● **Aim**: Reproduce all of the material exactly as shown.

[Stored entries]
----

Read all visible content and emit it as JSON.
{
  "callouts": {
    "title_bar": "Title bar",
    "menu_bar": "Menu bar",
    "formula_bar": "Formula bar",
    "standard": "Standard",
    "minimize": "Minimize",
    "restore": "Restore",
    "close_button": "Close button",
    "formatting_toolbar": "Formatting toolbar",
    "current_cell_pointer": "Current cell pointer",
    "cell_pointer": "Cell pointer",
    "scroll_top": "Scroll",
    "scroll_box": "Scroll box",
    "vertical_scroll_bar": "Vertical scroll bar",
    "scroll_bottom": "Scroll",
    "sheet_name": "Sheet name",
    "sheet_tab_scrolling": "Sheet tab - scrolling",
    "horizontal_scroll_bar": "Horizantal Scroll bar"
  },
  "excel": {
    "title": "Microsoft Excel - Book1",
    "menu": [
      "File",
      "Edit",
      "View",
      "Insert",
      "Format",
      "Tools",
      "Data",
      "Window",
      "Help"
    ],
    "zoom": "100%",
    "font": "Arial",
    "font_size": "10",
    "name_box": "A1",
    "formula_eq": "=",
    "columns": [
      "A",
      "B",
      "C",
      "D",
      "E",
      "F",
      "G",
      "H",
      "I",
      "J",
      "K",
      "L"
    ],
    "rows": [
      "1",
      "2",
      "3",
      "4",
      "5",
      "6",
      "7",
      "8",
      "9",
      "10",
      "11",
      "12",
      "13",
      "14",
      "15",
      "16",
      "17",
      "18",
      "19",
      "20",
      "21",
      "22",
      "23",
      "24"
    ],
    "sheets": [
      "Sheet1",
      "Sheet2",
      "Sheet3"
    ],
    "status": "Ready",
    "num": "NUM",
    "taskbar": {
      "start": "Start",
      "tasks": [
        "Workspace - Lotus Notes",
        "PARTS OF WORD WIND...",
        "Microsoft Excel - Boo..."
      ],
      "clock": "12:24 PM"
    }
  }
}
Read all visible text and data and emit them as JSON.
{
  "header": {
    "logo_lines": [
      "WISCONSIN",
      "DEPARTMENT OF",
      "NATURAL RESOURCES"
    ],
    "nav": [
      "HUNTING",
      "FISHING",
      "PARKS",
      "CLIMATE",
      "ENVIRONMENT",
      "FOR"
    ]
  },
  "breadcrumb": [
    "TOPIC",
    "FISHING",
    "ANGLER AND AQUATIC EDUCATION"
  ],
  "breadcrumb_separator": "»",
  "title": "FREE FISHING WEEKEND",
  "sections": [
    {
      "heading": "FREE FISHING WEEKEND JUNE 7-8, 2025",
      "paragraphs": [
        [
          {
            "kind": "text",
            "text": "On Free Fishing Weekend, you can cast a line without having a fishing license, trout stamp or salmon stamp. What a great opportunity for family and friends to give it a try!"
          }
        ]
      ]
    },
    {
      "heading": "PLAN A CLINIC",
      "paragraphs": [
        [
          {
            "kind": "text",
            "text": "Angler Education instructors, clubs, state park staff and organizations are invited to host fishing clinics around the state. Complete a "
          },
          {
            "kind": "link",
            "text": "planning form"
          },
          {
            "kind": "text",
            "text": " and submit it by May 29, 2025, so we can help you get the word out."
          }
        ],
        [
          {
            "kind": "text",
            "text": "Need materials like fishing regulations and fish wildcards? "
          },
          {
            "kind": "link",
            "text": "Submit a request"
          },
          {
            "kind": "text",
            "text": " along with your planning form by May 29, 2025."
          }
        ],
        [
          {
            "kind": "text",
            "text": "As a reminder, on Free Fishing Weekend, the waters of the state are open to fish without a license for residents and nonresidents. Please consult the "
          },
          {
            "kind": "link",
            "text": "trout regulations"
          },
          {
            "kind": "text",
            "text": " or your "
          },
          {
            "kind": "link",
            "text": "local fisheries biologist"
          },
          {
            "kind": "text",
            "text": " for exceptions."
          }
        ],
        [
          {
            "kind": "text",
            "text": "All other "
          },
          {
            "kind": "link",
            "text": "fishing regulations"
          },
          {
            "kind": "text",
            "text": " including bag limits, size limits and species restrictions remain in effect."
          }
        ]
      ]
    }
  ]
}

----

● **Full output**:
Read all visible content and emit it as JSON.
{
  "callouts": {
    "title_bar": "Title bar",
    "menu_bar": "Menu bar",
    "formula_bar": "Formula bar",
    "standard": "Standard",
    "minimize": "Minimize",
    "restore": "Restore",
    "close_button": "Close button",
    "formatting_toolbar": "Formatting toolbar",
    "current_cell_pointer": "Current cell pointer",
    "cell_pointer": "Cell pointer",
    "scroll_top": "Scroll",
    "scroll_box": "Scroll box",
    "vertical_scroll_bar": "Vertical scroll bar",
    "scroll_bottom": "Scroll",
    "sheet_name": "Sheet name",
    "sheet_tab_scrolling": "Sheet tab - scrolling",
    "horizontal_scroll_bar": "Horizantal Scroll bar"
  },
  "excel": {
    "title": "Microsoft Excel - Book1",
    "menu": [
      "File",
      "Edit",
      "View",
      "Insert",
      "Format",
      "Tools",
      "Data",
      "Window",
      "Help"
    ],
    "zoom": "100%",
    "font": "Arial",
    "font_size": "10",
    "name_box": "A1",
    "formula_eq": "=",
    "columns": [
      "A",
      "B",
      "C",
      "D",
      "E",
      "F",
      "G",
      "H",
      "I",
      "J",
      "K",
      "L"
    ],
    "rows": [
      "1",
      "2",
      "3",
      "4",
      "5",
      "6",
      "7",
      "8",
      "9",
      "10",
      "11",
      "12",
      "13",
      "14",
      "15",
      "16",
      "17",
      "18",
      "19",
      "20",
      "21",
      "22",
      "23",
      "24"
    ],
    "sheets": [
      "Sheet1",
      "Sheet2",
      "Sheet3"
    ],
    "status": "Ready",
    "num": "NUM",
    "taskbar": {
      "start": "Start",
      "tasks": [
        "Workspace - Lotus Notes",
        "PARTS OF WORD WIND...",
        "Microsoft Excel - Boo..."
      ],
      "clock": "12:24 PM"
    }
  }
}
Read all visible text and data and emit them as JSON.
{
  "header": {
    "logo_lines": [
      "WISCONSIN",
      "DEPARTMENT OF",
      "NATURAL RESOURCES"
    ],
    "nav": [
      "HUNTING",
      "FISHING",
      "PARKS",
      "CLIMATE",
      "ENVIRONMENT",
      "FOR"
    ]
  },
  "breadcrumb": [
    "TOPIC",
    "FISHING",
    "ANGLER AND AQUATIC EDUCATION"
  ],
  "breadcrumb_separator": "»",
  "title": "FREE FISHING WEEKEND",
  "sections": [
    {
      "heading": "FREE FISHING WEEKEND JUNE 7-8, 2025",
      "paragraphs": [
        [
          {
            "kind": "text",
            "text": "On Free Fishing Weekend, you can cast a line without having a fishing license, trout stamp or salmon stamp. What a great opportunity for family and friends to give it a try!"
          }
        ]
      ]
    },
    {
      "heading": "PLAN A CLINIC",
      "paragraphs": [
        [
          {
            "kind": "text",
            "text": "Angler Education instructors, clubs, state park staff and organizations are invited to host fishing clinics around the state. Complete a "
          },
          {
            "kind": "link",
            "text": "planning form"
          },
          {
            "kind": "text",
            "text": " and submit it by May 29, 2025, so we can help you get the word out."
          }
        ],
        [
          {
            "kind": "text",
            "text": "Need materials like fishing regulations and fish wildcards? "
          },
          {
            "kind": "link",
            "text": "Submit a request"
          },
          {
            "kind": "text",
            "text": " along with your planning form by May 29, 2025."
          }
        ],
        [
          {
            "kind": "text",
            "text": "As a reminder, on Free Fishing Weekend, the waters of the state are open to fish without a license for residents and nonresidents. Please consult the "
          },
          {
            "kind": "link",
            "text": "trout regulations"
          },
          {
            "kind": "text",
            "text": " or your "
          },
          {
            "kind": "link",
            "text": "local fisheries biologist"
          },
          {
            "kind": "text",
            "text": " for exceptions."
          }
        ],
        [
          {
            "kind": "text",
            "text": "All other "
          },
          {
            "kind": "link",
            "text": "fishing regulations"
          },
          {
            "kind": "text",
            "text": " including bag limits, size limits and species restrictions remain in effect."
          }
        ]
      ]
    }
  ]
}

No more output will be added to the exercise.